## DATA PROVIDED
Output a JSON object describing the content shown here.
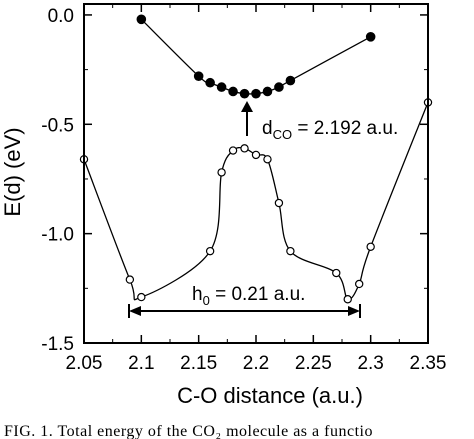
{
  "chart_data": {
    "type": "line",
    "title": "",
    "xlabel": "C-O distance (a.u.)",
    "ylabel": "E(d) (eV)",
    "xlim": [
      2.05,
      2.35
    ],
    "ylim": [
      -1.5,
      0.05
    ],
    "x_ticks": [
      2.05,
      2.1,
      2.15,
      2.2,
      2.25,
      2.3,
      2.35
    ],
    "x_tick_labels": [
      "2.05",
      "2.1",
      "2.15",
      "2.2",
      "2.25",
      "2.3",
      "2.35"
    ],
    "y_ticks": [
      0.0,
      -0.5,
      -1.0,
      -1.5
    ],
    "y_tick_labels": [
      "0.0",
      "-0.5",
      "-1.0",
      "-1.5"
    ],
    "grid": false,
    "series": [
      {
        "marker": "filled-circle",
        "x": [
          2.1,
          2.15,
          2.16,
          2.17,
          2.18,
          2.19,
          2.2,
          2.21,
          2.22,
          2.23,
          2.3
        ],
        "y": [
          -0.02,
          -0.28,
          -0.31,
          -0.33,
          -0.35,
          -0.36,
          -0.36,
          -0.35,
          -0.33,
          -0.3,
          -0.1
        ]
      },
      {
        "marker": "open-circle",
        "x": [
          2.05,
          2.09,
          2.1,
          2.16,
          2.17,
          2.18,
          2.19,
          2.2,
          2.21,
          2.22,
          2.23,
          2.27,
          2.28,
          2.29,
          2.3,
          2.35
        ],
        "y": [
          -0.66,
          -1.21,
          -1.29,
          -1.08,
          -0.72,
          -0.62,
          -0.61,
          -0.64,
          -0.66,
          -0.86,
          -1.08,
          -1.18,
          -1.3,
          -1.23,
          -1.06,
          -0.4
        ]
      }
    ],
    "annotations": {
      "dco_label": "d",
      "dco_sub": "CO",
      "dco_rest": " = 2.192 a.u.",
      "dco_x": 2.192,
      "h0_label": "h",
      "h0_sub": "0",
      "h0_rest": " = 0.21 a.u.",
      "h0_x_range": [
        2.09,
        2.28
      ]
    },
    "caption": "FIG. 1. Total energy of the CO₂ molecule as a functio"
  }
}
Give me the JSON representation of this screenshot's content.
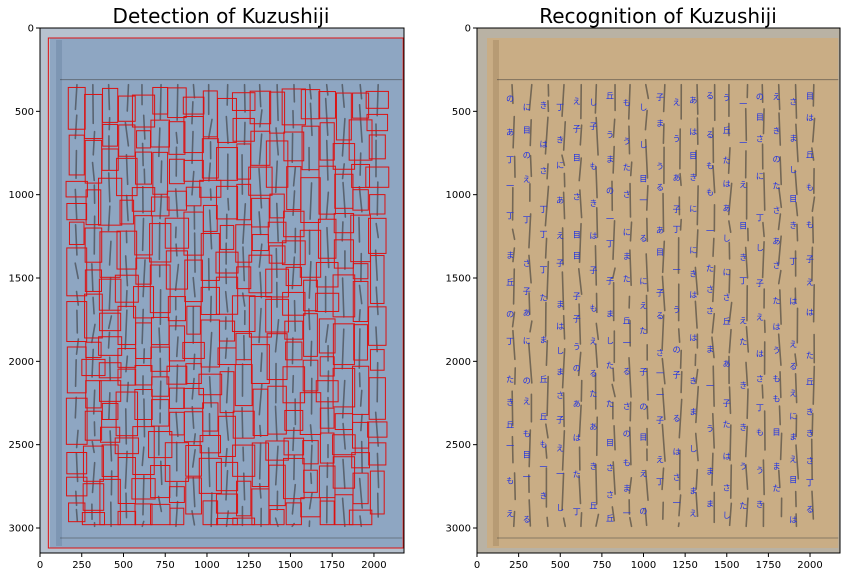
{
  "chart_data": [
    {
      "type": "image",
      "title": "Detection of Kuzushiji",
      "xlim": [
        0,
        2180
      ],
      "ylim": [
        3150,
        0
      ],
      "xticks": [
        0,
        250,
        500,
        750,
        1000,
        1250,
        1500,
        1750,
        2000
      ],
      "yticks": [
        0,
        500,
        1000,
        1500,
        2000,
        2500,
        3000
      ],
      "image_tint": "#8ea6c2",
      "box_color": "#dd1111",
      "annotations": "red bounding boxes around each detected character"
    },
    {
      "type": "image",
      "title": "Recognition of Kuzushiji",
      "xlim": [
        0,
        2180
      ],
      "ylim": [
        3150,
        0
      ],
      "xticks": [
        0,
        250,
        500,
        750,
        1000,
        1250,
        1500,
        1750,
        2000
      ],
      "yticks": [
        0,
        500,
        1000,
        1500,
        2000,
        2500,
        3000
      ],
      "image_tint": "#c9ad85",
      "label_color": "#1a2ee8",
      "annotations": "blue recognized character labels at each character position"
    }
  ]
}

## WHAT IS ASKED
Within the data above, pick out all lines holding the word "JSON".

## RESULT OF THE TASK
Output a JSON object describing the content shown here.
Give me the JSON representation of this screenshot's content.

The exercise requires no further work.